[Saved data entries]
········

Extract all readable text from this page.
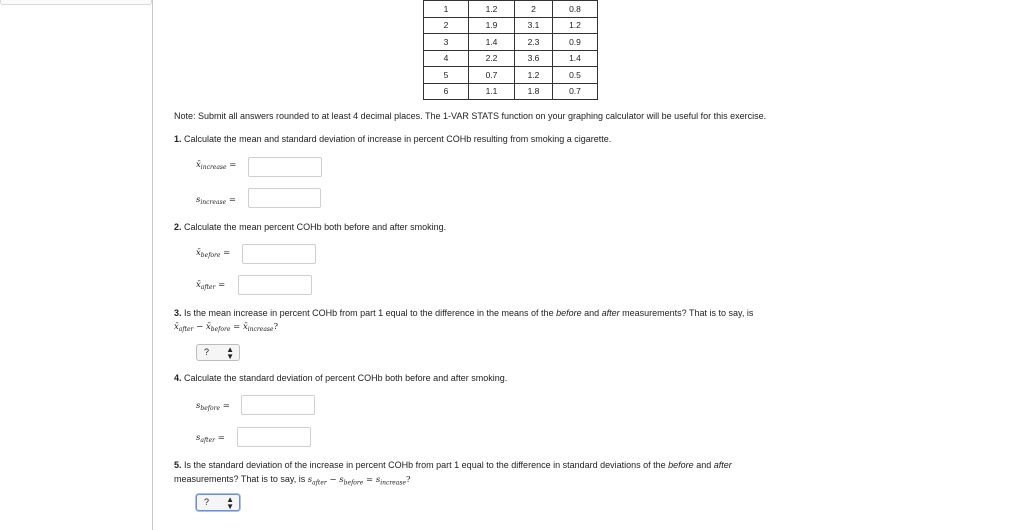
1	1.2	2	0.8
2	1.9	3.1	1.2
3	1.4	2.3	0.9
4	2.2	3.6	1.4
5	0.7	1.2	0.5
6	1.1	1.8	0.7
Note: Submit all answers rounded to at least 4 decimal places. The 1-VAR STATS function on your graphing calculator will be useful for this exercise.
1. Calculate the mean and standard deviation of increase in percent COHb resulting from smoking a cigarette.
$x̄_{increase}$ =
$s_{increase}$ =
2. Calculate the mean percent COHb both before and after smoking.
$x̄_{before}$ =
$x̄_{after}$ =
3. Is the mean increase in percent COHb from part 1 equal to the difference in the means of the before and after measurements? That is to say, is
$x̄_{after}$ − $x̄_{before}$ = $x̄_{increase}$?
? ▲
▼
4. Calculate the standard deviation of percent COHb both before and after smoking.
$s_{before}$ =
$s_{after}$ =
5. Is the standard deviation of the increase in percent COHb from part 1 equal to the difference in standard deviations of the before and after
measurements? That is to say, is $s_{after} - s_{before} = s_{increase}$?
? ▲
▼
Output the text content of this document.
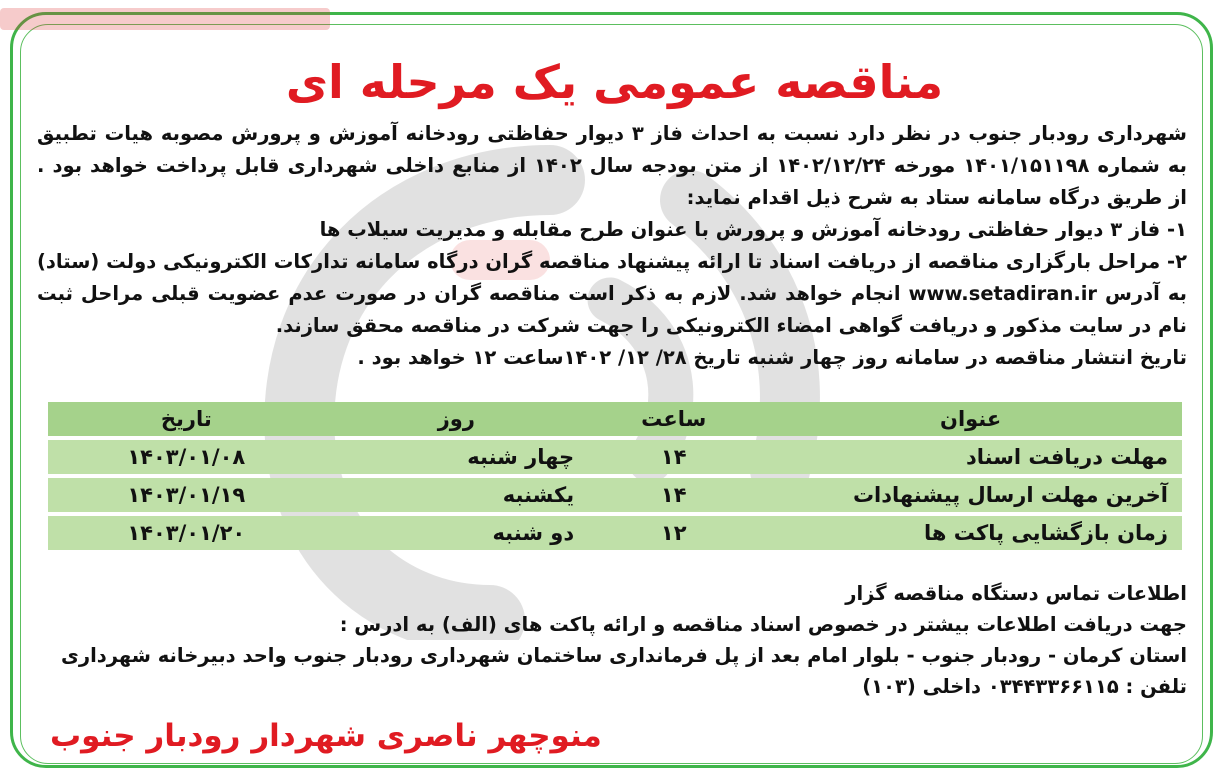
مناقصه عمومی یک مرحله ای

شهرداری رودبار جنوب در نظر دارد نسبت به احداث فاز ۳ دیوار حفاظتی رودخانه آموزش و پرورش مصوبه هیات تطبیق به شماره ۱۴۰۱/۱۵۱۱۹۸ مورخه ۱۴۰۲/۱۲/۲۴ از متن بودجه سال ۱۴۰۲ از منابع داخلی شهرداری قابل پرداخت خواهد بود . از طریق درگاه سامانه ستاد به شرح ذیل اقدام نماید:

۱- فاز ۳ دیوار حفاظتی رودخانه آموزش و پرورش با عنوان طرح مقابله و مدیریت سیلاب ها

۲- مراحل بارگزاری مناقصه از دریافت اسناد تا ارائه پیشنهاد مناقصه گران درگاه سامانه تدارکات الکترونیکی دولت (ستاد) به آدرس www.setadiran.ir انجام خواهد شد. لازم به ذکر است مناقصه گران در صورت عدم عضویت قبلی مراحل ثبت نام در سایت مذکور و دریافت گواهی امضاء الکترونیکی را جهت شرکت در مناقصه محقق سازند.

تاریخ انتشار مناقصه در سامانه روز چهار شنبه تاریخ ۲۸/ ۱۲/ ۱۴۰۲ساعت ۱۲ خواهد بود .

عنوان	ساعت	روز	تاریخ
مهلت دریافت اسناد	۱۴	چهار شنبه	۱۴۰۳/۰۱/۰۸
آخرین مهلت ارسال پیشنهادات	۱۴	یکشنبه	۱۴۰۳/۰۱/۱۹
زمان بازگشایی پاکت ها	۱۲	دو شنبه	۱۴۰۳/۰۱/۲۰

اطلاعات تماس دستگاه مناقصه گزار

جهت دریافت اطلاعات بیشتر در خصوص اسناد مناقصه و ارائه پاکت های (الف) به ادرس :

استان کرمان - رودبار جنوب - بلوار امام بعد از پل فرمانداری ساختمان شهرداری رودبار جنوب واحد دبیرخانه شهرداری تلفن : ۰۳۴۴۳۳۶۶۱۱۵ داخلی (۱۰۳)

منوچهر ناصری شهردار رودبار جنوب
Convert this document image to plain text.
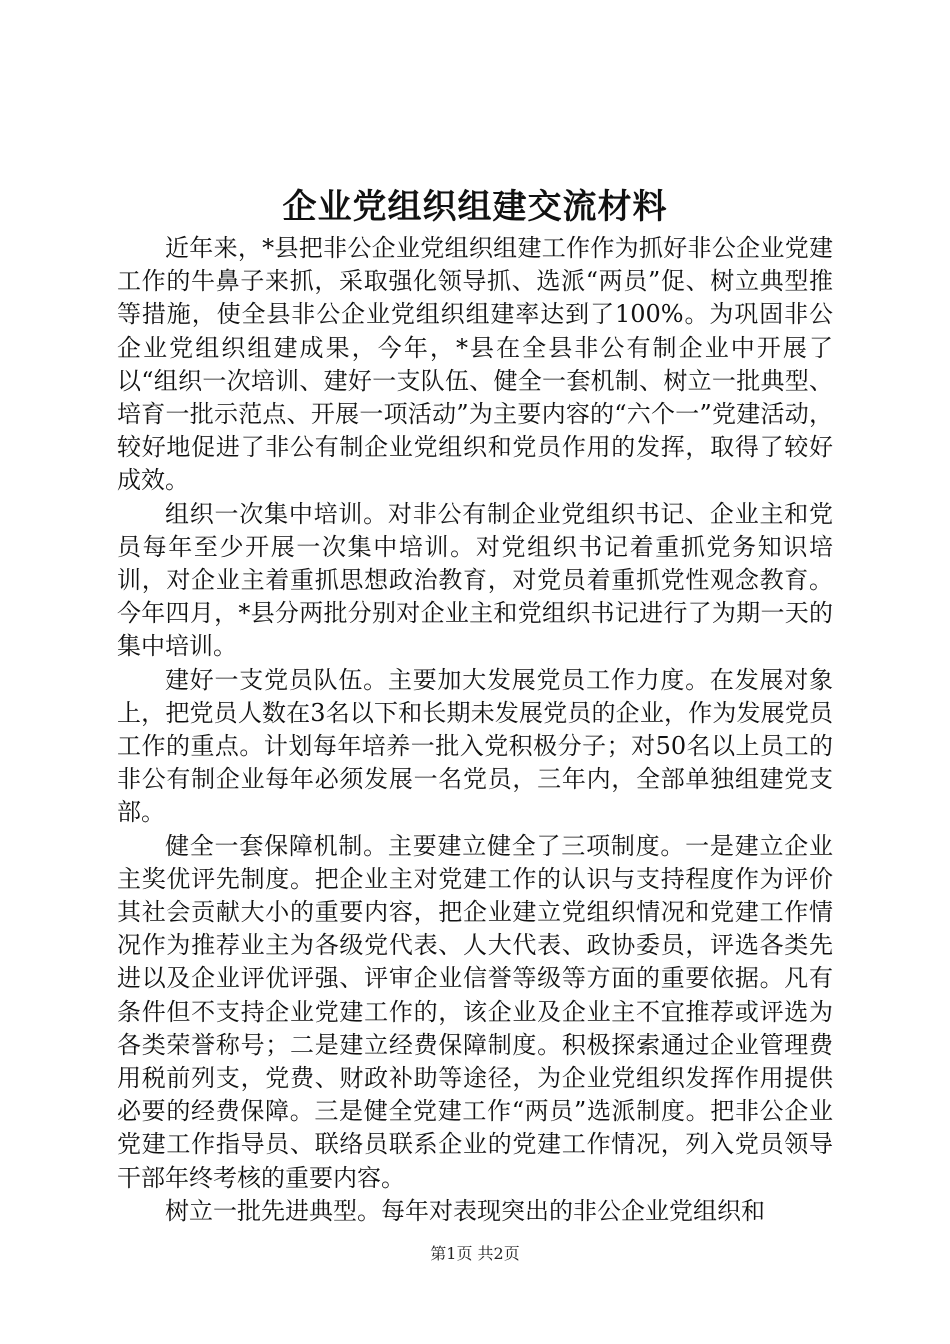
企业党组织组建交流材料

近年来，*县把非公企业党组织组建工作作为抓好非公企业党建工作的牛鼻子来抓，采取强化领导抓、选派“两员”促、树立典型推等措施，使全县非公企业党组织组建率达到了100%。为巩固非公企业党组织组建成果，今年，*县在全县非公有制企业中开展了以“组织一次培训、建好一支队伍、健全一套机制、树立一批典型、培育一批示范点、开展一项活动”为主要内容的“六个一”党建活动，较好地促进了非公有制企业党组织和党员作用的发挥，取得了较好成效。

组织一次集中培训。对非公有制企业党组织书记、企业主和党员每年至少开展一次集中培训。对党组织书记着重抓党务知识培训，对企业主着重抓思想政治教育，对党员着重抓党性观念教育。今年四月，*县分两批分别对企业主和党组织书记进行了为期一天的集中培训。

建好一支党员队伍。主要加大发展党员工作力度。在发展对象上，把党员人数在3名以下和长期未发展党员的企业，作为发展党员工作的重点。计划每年培养一批入党积极分子；对50名以上员工的非公有制企业每年必须发展一名党员，三年内，全部单独组建党支部。

健全一套保障机制。主要建立健全了三项制度。一是建立企业主奖优评先制度。把企业主对党建工作的认识与支持程度作为评价其社会贡献大小的重要内容，把企业建立党组织情况和党建工作情况作为推荐业主为各级党代表、人大代表、政协委员，评选各类先进以及企业评优评强、评审企业信誉等级等方面的重要依据。凡有条件但不支持企业党建工作的，该企业及企业主不宜推荐或评选为各类荣誉称号；二是建立经费保障制度。积极探索通过企业管理费用税前列支，党费、财政补助等途径，为企业党组织发挥作用提供必要的经费保障。三是健全党建工作“两员”选派制度。把非公企业党建工作指导员、联络员联系企业的党建工作情况，列入党员领导干部年终考核的重要内容。

树立一批先进典型。每年对表现突出的非公企业党组织和

第1页 共2页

········

**EXERCISE DESCRIPTION**
Reproduce each line from the records that contains the word "درگاه".

**CORRECT RESULT**
شهرداری رودبار جنوب در نظر دارد نسبت به احداث فاز ۳ دیوار حفاظتی رودخانه آموزش و پرورش مصوبه هیات تطبیق به شماره ۱۴۰۱/۱۵۱۱۹۸ مورخه ۱۴۰۲/۱۲/۲۴ از متن بودجه سال ۱۴۰۲ از منابع داخلی شهرداری قابل پرداخت خواهد بود . از طریق درگاه سامانه ستاد به شرح ذیل اقدام نماید:
۲- مراحل بارگزاری مناقصه از دریافت اسناد تا ارائه پیشنهاد مناقصه گران درگاه سامانه تدارکات الکترونیکی دولت (ستاد) به آدرس www.setadiran.ir انجام خواهد شد. لازم به ذکر است مناقصه گران در صورت عدم عضویت قبلی مراحل ثبت نام در سایت مذکور و دریافت گواهی امضاء الکترونیکی را جهت شرکت در مناقصه محقق سازند.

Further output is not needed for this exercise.